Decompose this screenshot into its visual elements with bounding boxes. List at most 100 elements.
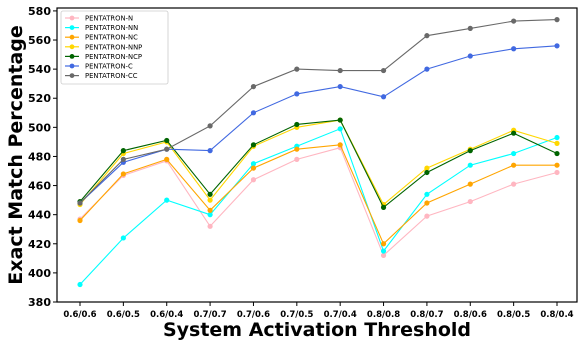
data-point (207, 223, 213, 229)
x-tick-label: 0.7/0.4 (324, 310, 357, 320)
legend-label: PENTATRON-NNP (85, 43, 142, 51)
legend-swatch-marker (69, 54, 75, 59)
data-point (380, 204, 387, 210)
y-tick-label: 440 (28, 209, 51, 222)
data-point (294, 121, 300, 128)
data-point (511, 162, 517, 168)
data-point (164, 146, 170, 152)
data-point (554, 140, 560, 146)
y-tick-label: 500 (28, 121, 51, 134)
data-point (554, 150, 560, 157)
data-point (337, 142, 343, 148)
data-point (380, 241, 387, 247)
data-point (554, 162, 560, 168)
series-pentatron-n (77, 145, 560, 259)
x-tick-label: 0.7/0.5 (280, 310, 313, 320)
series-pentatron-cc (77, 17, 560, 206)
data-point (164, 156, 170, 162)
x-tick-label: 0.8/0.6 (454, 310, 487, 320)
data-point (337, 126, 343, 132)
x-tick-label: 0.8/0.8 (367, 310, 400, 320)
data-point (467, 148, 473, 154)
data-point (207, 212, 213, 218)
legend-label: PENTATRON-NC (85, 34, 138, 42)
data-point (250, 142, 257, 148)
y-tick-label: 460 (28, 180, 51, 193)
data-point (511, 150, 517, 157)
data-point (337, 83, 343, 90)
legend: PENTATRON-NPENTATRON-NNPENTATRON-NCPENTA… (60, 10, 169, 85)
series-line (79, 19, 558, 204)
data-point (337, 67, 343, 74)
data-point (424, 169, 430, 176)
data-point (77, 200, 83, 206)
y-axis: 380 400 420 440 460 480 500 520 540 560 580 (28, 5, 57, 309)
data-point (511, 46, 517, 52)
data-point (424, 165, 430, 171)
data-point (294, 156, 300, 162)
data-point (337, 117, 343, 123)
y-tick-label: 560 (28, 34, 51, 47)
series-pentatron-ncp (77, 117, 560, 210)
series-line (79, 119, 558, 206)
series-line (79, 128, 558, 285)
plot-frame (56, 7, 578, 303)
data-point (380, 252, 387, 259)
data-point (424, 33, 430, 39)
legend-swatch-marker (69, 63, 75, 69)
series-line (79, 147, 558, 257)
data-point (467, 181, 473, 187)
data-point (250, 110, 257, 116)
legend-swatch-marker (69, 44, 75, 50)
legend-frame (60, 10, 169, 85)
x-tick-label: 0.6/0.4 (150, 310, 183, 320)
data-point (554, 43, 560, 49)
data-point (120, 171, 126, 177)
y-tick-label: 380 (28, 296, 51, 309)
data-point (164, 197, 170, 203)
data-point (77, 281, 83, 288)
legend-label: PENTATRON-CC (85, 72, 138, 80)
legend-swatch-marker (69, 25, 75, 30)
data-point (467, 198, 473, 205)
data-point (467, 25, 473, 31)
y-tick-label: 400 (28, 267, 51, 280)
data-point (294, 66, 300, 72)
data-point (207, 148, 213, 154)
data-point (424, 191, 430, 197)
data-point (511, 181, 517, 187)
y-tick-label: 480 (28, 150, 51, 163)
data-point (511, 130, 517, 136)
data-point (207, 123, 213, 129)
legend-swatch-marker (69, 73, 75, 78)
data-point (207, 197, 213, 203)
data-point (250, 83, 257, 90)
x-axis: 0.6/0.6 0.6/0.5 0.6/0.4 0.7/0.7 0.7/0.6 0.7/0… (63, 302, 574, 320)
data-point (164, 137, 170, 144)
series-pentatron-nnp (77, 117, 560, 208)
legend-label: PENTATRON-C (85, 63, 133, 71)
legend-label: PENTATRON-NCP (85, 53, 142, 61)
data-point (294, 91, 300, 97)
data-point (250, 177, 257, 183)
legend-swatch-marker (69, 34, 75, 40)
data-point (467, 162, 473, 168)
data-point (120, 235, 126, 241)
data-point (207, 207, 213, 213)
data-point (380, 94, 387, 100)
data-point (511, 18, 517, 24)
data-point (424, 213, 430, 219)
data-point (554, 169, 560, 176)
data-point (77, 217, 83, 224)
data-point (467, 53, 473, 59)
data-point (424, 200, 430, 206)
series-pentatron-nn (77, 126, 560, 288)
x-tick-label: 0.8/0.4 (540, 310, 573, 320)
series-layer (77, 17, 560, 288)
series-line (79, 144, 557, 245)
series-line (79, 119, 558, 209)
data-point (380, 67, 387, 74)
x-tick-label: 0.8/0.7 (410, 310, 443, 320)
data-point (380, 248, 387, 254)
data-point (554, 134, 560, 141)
--
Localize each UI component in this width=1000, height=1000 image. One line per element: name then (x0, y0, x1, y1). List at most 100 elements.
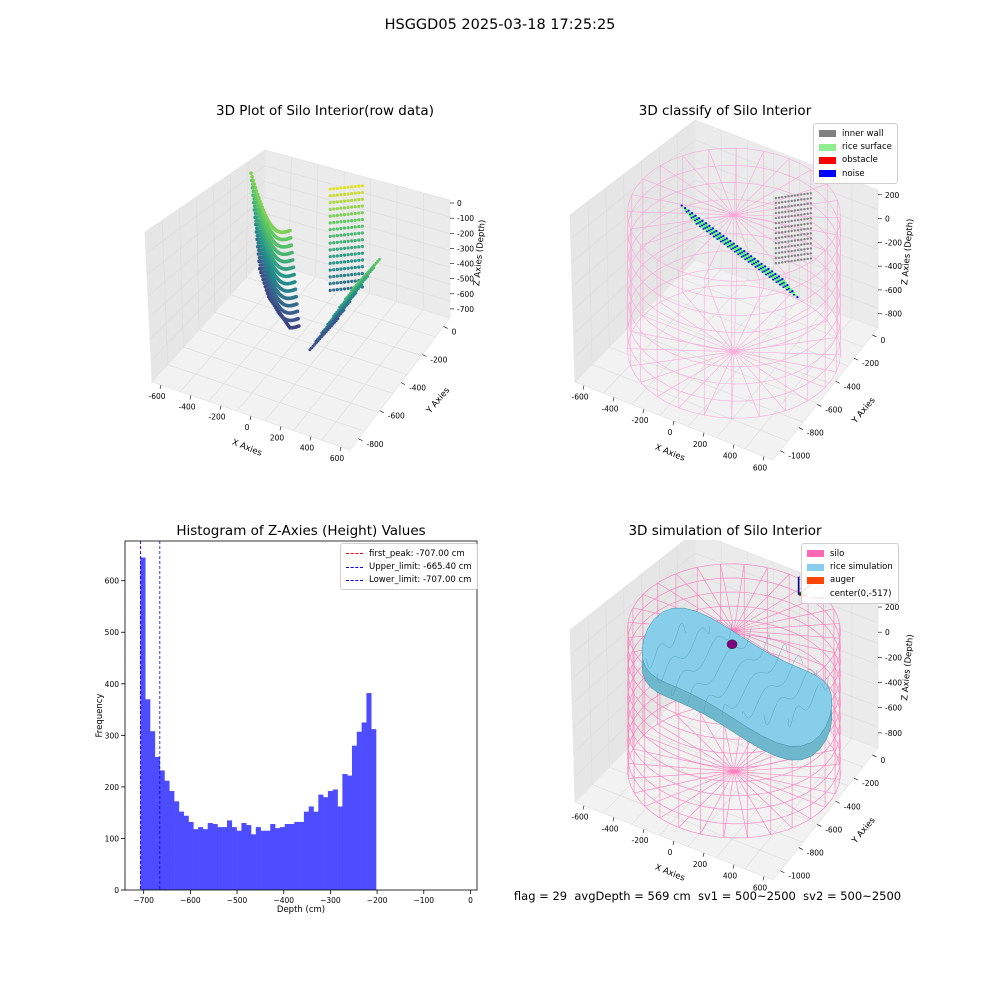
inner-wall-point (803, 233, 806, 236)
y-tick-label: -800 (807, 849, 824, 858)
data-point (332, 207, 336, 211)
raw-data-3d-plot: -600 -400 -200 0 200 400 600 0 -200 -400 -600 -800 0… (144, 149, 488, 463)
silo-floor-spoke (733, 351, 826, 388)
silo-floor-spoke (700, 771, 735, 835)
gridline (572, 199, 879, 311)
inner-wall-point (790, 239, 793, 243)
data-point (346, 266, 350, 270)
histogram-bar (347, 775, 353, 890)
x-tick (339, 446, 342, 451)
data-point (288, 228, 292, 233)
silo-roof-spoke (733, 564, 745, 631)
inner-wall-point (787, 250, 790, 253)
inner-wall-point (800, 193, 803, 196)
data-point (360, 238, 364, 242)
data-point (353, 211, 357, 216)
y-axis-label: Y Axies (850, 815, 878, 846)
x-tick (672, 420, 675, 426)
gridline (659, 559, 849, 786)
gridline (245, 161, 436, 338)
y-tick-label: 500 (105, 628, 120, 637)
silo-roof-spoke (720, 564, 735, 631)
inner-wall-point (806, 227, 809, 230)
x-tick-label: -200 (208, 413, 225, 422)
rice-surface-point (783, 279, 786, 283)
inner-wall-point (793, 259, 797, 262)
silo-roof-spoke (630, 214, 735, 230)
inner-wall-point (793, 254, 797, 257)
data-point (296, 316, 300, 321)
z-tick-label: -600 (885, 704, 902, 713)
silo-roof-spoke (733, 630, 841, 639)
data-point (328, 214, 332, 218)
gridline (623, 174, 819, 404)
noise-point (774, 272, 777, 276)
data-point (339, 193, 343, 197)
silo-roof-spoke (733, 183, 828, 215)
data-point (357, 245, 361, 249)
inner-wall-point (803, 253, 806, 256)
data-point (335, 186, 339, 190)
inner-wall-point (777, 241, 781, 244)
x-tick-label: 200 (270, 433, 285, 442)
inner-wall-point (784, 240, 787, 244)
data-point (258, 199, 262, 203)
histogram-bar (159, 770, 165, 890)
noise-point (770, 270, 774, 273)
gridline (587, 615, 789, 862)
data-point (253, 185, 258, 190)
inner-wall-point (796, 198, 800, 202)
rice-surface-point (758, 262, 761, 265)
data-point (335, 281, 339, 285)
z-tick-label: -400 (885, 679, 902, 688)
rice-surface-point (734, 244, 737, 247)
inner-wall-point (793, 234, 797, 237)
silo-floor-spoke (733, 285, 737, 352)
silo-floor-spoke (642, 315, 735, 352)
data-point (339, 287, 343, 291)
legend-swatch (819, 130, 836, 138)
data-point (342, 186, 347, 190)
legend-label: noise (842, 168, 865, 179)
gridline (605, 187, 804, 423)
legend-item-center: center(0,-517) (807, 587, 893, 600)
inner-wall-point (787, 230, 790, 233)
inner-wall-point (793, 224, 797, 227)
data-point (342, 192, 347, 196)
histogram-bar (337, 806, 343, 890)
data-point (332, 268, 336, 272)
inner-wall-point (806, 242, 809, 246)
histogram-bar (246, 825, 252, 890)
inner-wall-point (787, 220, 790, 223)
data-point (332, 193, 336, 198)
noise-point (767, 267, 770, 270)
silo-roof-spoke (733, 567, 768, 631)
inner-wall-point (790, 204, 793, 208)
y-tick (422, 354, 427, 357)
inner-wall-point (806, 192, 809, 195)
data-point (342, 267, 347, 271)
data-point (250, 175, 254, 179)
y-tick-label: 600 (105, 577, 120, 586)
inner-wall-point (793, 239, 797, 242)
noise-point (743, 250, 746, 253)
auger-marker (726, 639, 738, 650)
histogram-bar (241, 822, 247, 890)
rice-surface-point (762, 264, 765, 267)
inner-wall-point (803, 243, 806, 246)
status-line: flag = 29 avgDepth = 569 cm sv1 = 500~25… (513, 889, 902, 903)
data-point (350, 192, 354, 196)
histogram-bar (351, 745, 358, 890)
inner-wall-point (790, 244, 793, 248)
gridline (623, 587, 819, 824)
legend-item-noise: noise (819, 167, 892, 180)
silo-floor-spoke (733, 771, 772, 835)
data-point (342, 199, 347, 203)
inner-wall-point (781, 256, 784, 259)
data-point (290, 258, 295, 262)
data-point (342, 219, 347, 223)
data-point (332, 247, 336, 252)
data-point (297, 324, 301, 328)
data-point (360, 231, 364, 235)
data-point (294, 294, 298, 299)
* * *
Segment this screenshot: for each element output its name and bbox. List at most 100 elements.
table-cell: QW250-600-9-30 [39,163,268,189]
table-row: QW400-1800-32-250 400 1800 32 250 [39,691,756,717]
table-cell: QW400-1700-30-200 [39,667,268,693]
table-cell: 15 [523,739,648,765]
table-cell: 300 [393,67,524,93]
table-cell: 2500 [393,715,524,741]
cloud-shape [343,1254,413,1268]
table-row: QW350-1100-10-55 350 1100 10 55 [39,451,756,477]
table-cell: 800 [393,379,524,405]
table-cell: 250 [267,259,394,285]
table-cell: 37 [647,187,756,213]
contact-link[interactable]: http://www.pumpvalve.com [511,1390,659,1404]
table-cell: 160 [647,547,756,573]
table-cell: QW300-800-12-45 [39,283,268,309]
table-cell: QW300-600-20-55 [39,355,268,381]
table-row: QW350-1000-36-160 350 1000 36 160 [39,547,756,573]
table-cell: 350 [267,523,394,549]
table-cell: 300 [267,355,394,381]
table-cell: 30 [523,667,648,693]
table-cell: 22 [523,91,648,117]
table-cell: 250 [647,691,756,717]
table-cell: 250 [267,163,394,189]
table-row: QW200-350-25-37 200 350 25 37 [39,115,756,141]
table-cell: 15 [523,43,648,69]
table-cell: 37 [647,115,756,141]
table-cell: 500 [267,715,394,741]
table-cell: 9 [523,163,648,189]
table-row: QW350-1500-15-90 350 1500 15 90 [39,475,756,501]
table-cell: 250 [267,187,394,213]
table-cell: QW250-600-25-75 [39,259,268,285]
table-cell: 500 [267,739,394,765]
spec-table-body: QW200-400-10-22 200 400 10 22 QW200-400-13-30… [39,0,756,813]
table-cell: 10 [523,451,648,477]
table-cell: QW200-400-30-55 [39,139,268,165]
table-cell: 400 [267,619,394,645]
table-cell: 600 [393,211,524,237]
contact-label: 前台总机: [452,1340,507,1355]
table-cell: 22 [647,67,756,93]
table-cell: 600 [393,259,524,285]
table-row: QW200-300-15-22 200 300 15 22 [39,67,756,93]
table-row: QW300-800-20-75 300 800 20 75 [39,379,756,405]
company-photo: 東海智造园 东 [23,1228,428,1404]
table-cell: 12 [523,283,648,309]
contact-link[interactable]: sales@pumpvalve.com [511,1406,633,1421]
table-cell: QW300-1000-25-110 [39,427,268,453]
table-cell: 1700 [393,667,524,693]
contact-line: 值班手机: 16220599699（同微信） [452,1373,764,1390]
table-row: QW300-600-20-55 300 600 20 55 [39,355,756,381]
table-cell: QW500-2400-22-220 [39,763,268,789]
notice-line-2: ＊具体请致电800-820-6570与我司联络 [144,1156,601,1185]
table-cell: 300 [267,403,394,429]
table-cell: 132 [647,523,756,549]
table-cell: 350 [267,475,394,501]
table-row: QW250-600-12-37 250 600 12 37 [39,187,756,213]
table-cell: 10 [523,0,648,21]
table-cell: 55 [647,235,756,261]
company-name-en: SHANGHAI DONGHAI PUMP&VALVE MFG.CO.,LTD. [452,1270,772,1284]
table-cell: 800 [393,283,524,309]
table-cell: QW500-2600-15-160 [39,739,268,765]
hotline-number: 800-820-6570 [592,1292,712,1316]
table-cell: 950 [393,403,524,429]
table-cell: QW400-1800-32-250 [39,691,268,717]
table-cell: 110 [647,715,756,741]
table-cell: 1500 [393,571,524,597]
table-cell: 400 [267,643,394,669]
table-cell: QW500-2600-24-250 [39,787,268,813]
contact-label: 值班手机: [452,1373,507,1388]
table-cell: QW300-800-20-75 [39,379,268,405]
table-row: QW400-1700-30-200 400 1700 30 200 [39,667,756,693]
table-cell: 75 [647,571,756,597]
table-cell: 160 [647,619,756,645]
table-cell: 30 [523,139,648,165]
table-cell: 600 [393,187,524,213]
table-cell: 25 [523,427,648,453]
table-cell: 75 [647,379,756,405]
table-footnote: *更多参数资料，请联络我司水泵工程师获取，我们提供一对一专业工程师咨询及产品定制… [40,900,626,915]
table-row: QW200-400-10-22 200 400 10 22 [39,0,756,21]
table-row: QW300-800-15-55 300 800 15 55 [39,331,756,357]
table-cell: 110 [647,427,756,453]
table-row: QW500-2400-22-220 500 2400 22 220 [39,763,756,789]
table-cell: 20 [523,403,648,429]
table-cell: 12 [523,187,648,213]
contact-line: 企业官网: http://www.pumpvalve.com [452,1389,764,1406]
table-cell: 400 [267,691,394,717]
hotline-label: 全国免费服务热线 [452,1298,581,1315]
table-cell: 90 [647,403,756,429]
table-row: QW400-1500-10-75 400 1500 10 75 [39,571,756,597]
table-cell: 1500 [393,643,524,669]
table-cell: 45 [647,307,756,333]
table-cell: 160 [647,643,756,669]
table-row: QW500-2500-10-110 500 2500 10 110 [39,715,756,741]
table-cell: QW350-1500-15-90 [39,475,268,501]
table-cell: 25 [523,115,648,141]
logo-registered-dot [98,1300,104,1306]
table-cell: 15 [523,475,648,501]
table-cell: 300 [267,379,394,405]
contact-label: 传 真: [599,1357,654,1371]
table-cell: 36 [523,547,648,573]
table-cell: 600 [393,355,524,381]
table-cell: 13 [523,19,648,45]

— Task —
Rewrite the entries starting at the line containing "inner-wall-point (803, 233, 806, 236)" and ending at the line containing "data-point (335, 186, 339, 190)", changing every "silo-roof-spoke" to "roof-spoke" and leaving everything else as it is.

— Solution —
inner-wall-point (803, 233, 806, 236)
y-tick-label: -800 (807, 849, 824, 858)
data-point (332, 207, 336, 211)
raw-data-3d-plot: -600 -400 -200 0 200 400 600 0 -200 -400 -600 -800 0… (144, 149, 488, 463)
silo-floor-spoke (733, 351, 826, 388)
silo-floor-spoke (700, 771, 735, 835)
gridline (572, 199, 879, 311)
inner-wall-point (790, 239, 793, 243)
data-point (346, 266, 350, 270)
histogram-bar (347, 775, 353, 890)
x-tick (339, 446, 342, 451)
data-point (288, 228, 292, 233)
roof-spoke (733, 564, 745, 631)
inner-wall-point (787, 250, 790, 253)
inner-wall-point (800, 193, 803, 196)
data-point (360, 238, 364, 242)
data-point (353, 211, 357, 216)
y-axis-label: Y Axies (850, 815, 878, 846)
x-tick (672, 420, 675, 426)
gridline (659, 559, 849, 786)
gridline (245, 161, 436, 338)
y-tick-label: 500 (105, 628, 120, 637)
roof-spoke (720, 564, 735, 631)
inner-wall-point (806, 227, 809, 230)
x-tick-label: -200 (208, 413, 225, 422)
rice-surface-point (783, 279, 786, 283)
inner-wall-point (793, 259, 797, 262)
roof-spoke (630, 214, 735, 230)
inner-wall-point (793, 254, 797, 257)
data-point (296, 316, 300, 321)
z-tick-label: -600 (885, 704, 902, 713)
roof-spoke (733, 630, 841, 639)
data-point (328, 214, 332, 218)
gridline (623, 174, 819, 404)
noise-point (774, 272, 777, 276)
data-point (339, 193, 343, 197)
roof-spoke (733, 183, 828, 215)
data-point (357, 245, 361, 249)
inner-wall-point (803, 253, 806, 256)
data-point (335, 186, 339, 190)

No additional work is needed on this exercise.